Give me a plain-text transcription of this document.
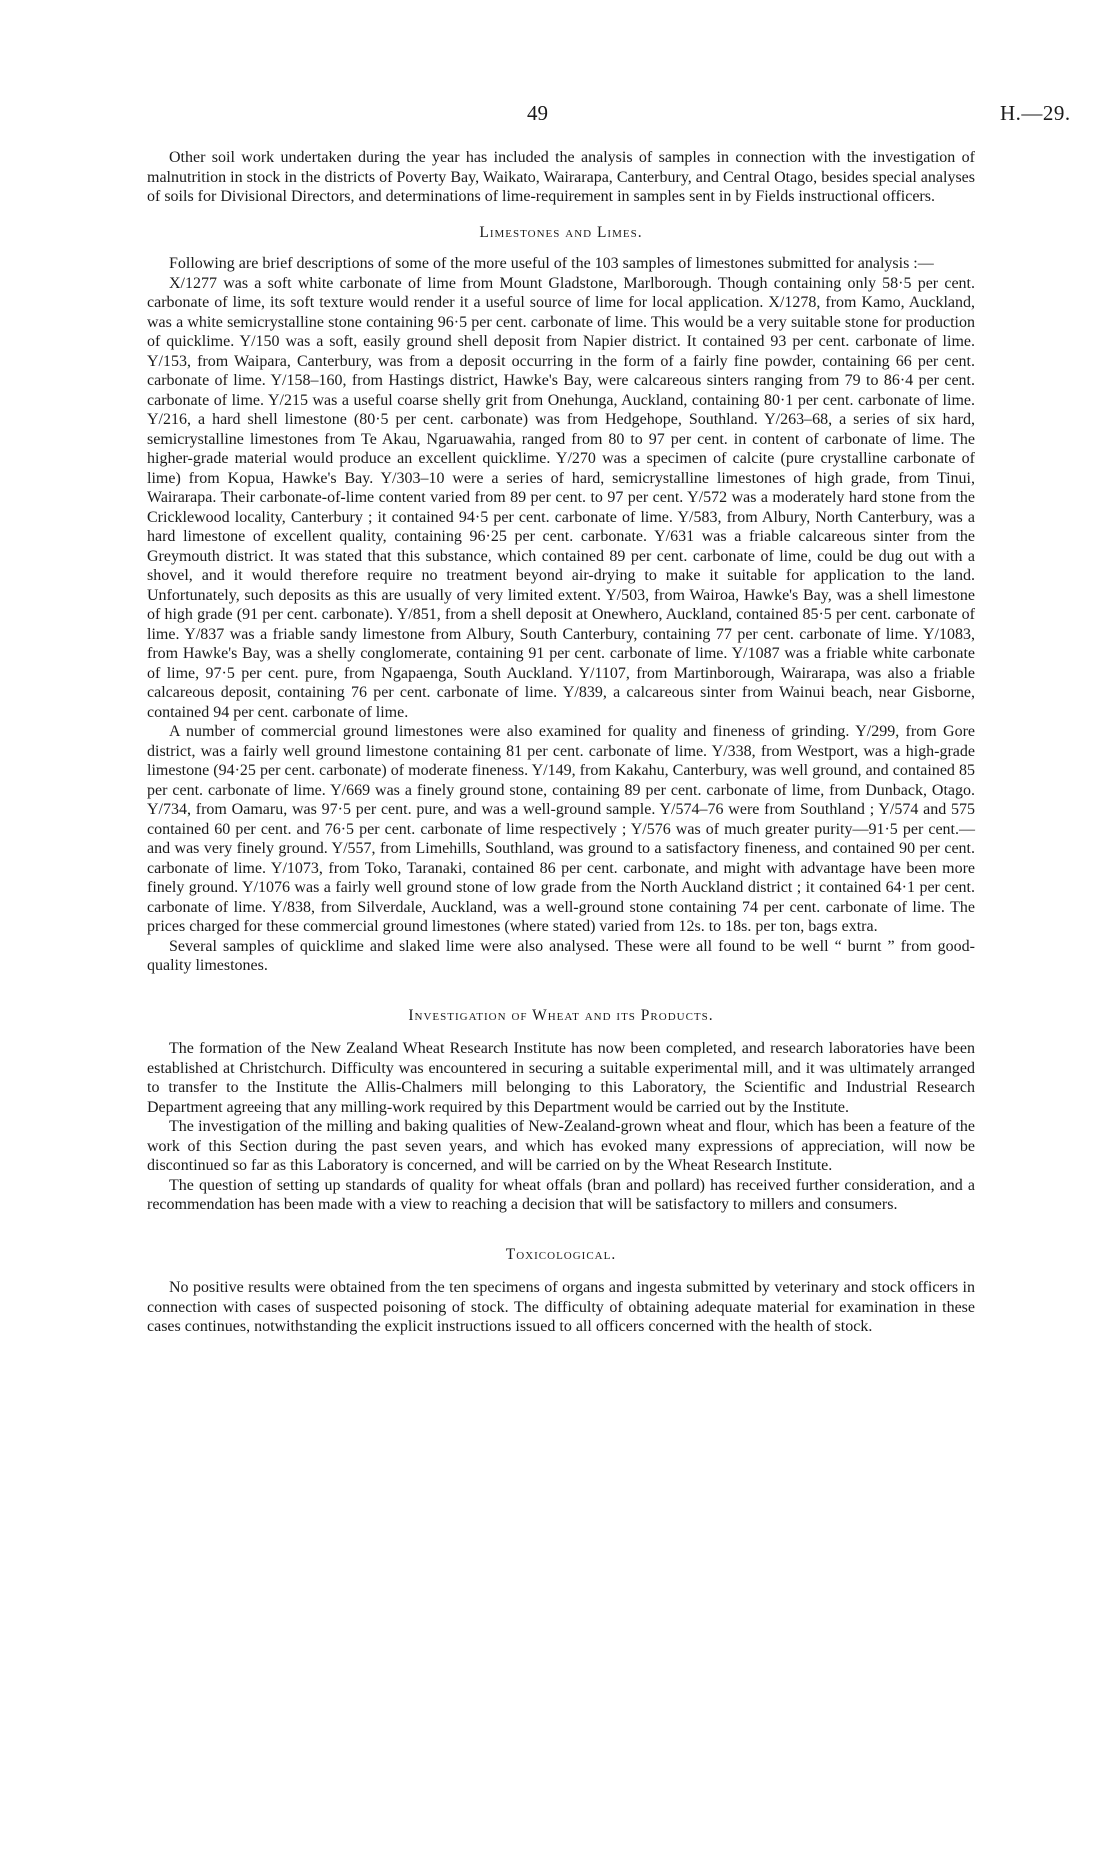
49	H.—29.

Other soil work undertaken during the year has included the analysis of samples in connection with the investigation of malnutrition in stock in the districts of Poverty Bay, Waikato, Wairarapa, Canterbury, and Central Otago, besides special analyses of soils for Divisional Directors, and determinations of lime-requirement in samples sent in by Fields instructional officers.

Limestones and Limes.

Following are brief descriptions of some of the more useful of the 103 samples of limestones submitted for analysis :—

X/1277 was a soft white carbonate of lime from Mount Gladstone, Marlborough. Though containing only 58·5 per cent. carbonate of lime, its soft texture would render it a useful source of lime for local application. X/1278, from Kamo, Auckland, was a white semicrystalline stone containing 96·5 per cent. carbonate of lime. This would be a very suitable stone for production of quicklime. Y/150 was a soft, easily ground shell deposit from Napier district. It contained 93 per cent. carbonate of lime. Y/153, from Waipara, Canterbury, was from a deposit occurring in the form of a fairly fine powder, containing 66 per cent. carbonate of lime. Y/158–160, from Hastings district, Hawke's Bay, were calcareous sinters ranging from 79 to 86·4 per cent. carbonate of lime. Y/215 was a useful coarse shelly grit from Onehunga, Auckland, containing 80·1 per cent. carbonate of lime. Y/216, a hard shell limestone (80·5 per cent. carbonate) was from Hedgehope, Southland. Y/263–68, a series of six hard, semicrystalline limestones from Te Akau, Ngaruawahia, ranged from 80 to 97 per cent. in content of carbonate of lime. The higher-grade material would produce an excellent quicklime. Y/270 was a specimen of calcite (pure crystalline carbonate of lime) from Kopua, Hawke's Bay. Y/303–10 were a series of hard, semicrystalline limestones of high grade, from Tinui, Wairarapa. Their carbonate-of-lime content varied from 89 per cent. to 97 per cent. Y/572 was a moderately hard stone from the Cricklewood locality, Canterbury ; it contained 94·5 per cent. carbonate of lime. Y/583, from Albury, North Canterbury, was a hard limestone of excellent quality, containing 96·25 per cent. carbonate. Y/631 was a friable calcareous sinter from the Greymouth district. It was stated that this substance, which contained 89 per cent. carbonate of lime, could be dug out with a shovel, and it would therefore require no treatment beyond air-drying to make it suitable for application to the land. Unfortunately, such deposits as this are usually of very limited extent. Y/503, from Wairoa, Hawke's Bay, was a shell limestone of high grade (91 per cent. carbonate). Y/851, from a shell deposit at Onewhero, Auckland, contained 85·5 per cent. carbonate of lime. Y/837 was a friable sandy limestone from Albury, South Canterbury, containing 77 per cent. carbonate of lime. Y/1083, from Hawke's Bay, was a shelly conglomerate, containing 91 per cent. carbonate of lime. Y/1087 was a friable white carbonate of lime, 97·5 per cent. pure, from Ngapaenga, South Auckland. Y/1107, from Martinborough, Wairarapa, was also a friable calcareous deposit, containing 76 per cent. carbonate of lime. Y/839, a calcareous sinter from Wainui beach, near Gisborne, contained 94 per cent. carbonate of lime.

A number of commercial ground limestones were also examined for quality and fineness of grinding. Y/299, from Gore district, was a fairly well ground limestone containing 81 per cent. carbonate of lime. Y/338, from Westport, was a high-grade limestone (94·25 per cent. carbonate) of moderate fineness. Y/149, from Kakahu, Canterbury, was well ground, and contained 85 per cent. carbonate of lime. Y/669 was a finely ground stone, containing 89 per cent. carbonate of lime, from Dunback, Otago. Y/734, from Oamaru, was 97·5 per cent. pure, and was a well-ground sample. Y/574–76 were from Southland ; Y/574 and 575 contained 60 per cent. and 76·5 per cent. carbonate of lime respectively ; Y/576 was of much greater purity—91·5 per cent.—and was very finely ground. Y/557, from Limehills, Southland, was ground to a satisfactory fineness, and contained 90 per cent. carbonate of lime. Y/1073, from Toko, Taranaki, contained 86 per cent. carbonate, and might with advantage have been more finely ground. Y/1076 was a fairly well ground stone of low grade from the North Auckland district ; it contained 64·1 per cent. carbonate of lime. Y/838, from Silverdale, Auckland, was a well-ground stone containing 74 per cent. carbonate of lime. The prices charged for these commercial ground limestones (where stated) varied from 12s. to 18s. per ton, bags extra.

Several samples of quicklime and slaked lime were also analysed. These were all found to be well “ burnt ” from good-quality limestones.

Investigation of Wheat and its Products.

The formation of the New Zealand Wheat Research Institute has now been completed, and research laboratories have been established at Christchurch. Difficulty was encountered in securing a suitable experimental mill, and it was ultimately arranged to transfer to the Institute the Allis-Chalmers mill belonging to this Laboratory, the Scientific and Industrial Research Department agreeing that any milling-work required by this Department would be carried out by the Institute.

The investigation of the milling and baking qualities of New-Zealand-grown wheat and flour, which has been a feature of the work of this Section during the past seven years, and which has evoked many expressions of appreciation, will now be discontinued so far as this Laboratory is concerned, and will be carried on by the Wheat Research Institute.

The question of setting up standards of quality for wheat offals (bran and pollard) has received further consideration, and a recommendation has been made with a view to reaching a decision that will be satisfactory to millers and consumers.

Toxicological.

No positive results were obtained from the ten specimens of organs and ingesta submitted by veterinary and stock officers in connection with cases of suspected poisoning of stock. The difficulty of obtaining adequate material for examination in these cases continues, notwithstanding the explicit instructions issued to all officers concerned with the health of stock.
····················
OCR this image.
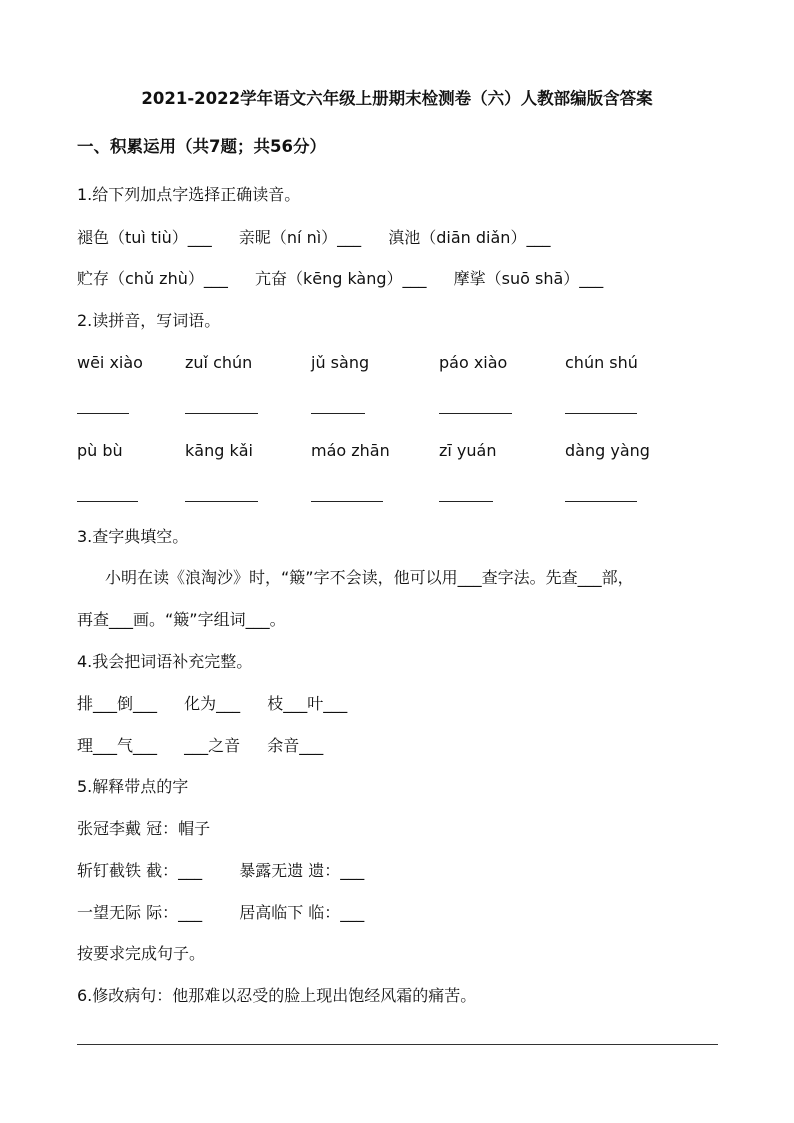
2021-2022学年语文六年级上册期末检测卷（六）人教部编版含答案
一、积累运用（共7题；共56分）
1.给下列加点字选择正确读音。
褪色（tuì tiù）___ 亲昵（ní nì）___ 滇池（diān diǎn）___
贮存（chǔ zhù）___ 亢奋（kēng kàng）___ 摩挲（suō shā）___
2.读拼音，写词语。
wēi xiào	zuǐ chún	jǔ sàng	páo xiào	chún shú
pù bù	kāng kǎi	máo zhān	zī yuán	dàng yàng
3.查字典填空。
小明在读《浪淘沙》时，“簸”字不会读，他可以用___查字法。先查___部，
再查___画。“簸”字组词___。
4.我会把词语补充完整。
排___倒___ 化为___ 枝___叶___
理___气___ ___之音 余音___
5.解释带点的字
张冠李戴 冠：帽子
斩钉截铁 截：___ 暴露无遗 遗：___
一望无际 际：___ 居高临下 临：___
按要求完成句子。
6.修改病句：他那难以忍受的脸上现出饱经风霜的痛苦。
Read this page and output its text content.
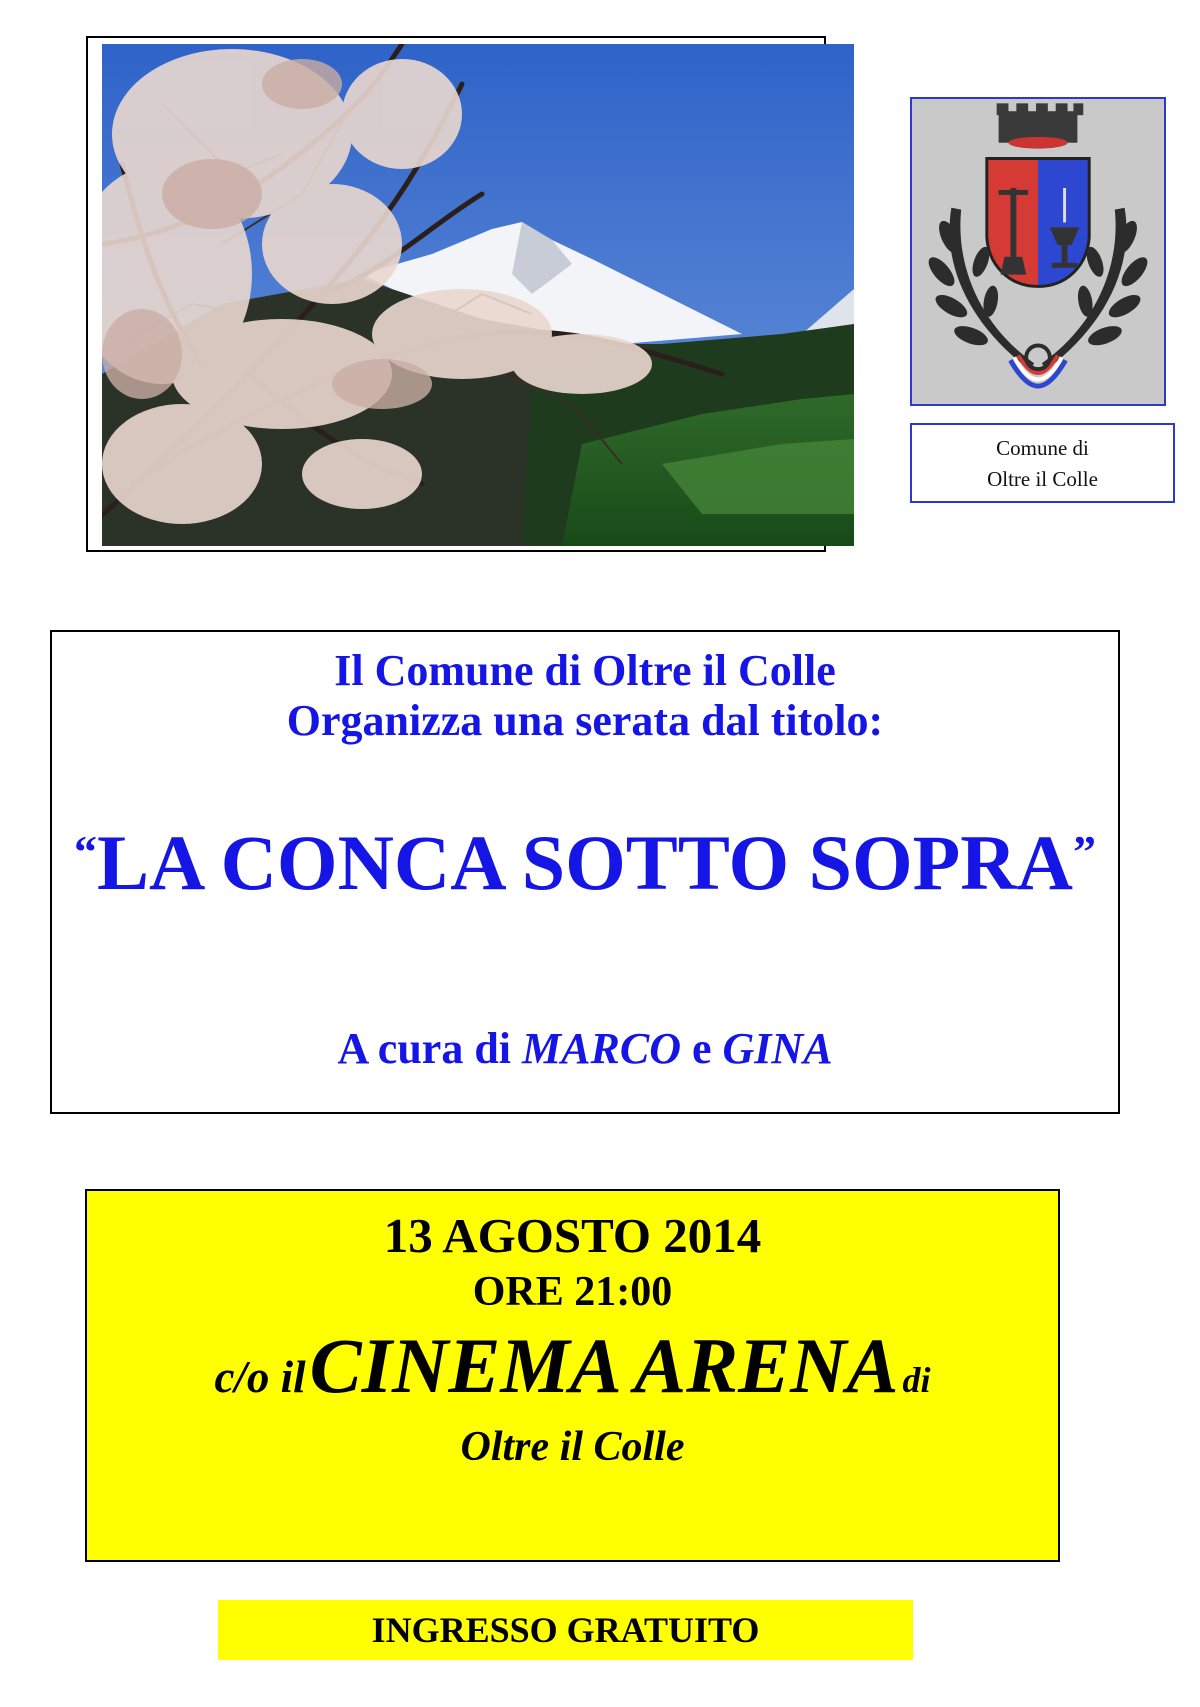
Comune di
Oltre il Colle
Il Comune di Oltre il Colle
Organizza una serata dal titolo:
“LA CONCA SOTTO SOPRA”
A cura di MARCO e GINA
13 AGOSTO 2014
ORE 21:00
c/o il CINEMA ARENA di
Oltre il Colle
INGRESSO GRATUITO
····················
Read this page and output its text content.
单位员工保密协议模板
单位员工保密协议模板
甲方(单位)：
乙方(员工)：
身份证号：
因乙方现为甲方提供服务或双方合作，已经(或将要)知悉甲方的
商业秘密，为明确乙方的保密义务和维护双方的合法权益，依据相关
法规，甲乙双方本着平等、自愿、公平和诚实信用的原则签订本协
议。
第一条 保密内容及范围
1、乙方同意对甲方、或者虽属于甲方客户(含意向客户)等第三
····················
## [STATED GOAL]
Identify how many lines in the entries above include the string "Comune", then state that number alone.

## [TASK RESPONSE]
2